Given data:
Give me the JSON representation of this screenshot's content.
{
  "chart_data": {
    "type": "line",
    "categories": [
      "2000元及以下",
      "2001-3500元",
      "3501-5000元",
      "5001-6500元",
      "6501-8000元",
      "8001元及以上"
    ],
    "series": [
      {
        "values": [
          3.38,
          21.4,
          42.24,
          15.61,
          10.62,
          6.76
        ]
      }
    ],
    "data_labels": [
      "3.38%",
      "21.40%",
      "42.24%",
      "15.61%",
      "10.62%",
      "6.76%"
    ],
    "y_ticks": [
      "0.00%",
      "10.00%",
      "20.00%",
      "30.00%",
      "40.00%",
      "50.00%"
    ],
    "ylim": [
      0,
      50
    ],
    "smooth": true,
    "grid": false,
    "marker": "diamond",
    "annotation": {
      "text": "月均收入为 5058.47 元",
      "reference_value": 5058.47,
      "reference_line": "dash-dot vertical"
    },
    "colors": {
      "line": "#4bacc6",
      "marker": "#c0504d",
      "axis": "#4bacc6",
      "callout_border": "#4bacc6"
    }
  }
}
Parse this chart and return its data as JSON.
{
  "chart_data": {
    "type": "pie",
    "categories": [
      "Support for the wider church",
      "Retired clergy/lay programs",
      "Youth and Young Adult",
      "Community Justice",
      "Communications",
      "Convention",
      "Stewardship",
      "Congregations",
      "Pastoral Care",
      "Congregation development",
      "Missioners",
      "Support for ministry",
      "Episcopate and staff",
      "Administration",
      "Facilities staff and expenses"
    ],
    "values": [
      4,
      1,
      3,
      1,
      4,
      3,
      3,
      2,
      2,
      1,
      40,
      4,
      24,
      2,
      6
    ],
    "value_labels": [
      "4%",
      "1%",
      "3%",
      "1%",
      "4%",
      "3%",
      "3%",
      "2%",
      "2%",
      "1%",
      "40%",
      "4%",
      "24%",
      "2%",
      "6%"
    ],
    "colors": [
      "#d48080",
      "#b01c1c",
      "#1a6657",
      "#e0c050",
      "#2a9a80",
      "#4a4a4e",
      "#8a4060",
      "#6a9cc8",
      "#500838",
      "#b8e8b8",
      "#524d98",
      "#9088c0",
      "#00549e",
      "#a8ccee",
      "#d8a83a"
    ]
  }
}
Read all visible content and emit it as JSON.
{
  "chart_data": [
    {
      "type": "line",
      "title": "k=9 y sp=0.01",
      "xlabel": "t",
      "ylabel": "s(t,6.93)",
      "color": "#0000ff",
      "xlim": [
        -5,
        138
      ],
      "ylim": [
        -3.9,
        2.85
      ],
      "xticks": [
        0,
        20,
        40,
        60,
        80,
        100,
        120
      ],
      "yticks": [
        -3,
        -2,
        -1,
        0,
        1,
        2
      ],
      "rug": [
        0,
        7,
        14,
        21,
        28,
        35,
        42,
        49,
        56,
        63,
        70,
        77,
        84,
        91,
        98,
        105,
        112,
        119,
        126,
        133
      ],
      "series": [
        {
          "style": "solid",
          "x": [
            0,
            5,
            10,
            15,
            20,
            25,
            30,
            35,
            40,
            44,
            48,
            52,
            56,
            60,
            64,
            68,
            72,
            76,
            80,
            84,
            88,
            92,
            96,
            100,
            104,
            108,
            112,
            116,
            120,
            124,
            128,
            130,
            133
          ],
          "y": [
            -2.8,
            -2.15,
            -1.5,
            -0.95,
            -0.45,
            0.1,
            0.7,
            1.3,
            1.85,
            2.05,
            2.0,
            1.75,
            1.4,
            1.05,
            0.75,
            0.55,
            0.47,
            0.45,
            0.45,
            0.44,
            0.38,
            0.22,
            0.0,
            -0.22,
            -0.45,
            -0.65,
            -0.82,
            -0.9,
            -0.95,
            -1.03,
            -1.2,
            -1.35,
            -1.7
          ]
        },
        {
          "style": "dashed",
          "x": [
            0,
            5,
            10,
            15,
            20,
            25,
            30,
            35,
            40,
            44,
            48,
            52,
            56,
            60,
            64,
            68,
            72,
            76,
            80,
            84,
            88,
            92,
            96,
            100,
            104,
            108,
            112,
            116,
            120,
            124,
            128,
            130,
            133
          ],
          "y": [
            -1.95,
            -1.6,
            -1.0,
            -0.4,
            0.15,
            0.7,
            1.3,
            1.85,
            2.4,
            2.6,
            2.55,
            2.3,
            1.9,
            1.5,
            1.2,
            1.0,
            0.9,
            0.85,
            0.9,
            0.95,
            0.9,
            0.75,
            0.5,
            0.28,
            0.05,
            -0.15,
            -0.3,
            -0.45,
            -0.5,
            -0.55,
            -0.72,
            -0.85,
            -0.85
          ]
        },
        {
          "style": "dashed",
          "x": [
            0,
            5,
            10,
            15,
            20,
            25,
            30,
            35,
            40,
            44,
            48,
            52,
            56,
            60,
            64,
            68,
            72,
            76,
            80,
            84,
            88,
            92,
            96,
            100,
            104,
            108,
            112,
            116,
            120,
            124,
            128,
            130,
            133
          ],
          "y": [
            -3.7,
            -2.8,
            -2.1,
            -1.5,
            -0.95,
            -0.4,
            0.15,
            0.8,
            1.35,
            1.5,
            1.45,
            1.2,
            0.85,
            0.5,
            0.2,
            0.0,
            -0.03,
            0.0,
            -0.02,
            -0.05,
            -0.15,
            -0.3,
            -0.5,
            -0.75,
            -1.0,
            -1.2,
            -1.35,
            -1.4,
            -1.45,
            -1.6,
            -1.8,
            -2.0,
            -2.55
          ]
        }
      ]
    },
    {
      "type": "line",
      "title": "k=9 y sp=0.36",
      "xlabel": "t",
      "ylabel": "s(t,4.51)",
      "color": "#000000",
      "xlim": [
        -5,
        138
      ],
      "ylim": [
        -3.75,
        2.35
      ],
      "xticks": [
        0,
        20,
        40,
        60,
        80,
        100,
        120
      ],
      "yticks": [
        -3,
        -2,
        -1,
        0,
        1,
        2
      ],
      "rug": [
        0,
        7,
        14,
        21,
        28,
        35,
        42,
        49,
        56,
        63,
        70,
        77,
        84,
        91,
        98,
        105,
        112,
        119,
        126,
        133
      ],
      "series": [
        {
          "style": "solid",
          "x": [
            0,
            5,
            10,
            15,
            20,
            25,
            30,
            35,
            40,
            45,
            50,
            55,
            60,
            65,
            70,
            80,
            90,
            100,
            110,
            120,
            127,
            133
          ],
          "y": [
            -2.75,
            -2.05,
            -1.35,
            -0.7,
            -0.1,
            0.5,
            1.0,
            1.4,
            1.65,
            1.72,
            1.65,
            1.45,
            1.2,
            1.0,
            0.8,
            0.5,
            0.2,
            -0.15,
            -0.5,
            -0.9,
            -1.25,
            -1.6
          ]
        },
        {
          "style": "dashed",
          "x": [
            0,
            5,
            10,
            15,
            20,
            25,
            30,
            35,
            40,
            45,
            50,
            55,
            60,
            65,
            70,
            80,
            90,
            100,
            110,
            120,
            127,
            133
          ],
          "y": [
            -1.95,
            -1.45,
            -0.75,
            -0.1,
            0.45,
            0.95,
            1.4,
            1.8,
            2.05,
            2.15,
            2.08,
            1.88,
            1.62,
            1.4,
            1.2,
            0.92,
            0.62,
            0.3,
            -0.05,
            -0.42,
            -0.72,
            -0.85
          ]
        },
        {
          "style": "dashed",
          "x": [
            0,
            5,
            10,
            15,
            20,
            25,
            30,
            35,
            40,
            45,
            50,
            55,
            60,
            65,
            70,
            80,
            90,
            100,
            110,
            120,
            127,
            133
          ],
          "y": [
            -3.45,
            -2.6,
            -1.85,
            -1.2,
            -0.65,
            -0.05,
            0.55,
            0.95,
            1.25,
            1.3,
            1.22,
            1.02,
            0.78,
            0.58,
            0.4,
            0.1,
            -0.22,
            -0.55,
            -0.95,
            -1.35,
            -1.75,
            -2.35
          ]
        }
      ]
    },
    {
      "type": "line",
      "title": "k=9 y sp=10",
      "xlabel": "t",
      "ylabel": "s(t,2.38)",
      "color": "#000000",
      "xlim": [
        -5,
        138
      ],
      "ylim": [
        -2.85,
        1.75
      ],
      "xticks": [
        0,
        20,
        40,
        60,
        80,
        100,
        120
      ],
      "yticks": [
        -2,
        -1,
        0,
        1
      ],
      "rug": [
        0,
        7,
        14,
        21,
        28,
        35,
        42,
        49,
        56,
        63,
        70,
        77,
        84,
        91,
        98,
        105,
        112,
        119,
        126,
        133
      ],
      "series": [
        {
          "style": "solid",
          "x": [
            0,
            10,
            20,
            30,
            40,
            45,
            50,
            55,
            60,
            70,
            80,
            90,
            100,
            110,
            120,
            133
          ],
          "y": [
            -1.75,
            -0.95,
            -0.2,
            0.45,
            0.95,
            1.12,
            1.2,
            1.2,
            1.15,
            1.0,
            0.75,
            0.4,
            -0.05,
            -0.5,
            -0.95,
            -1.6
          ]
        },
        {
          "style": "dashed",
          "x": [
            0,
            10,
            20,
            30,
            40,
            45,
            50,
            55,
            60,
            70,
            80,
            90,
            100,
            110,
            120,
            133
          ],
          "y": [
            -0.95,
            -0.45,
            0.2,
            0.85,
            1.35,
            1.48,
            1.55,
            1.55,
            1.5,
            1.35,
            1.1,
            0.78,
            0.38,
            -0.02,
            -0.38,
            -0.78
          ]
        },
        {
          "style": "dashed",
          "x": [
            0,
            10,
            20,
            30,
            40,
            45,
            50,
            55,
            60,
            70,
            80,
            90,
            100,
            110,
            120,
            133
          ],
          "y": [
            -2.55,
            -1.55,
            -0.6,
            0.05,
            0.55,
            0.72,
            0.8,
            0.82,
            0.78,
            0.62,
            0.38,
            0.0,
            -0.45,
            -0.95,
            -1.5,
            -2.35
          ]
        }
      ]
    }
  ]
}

What you need to do: Pull out each line holding the string "content".

The completed task:
Give me the JSON representation of this screenshot's content.
Read all visible content and emit it as JSON.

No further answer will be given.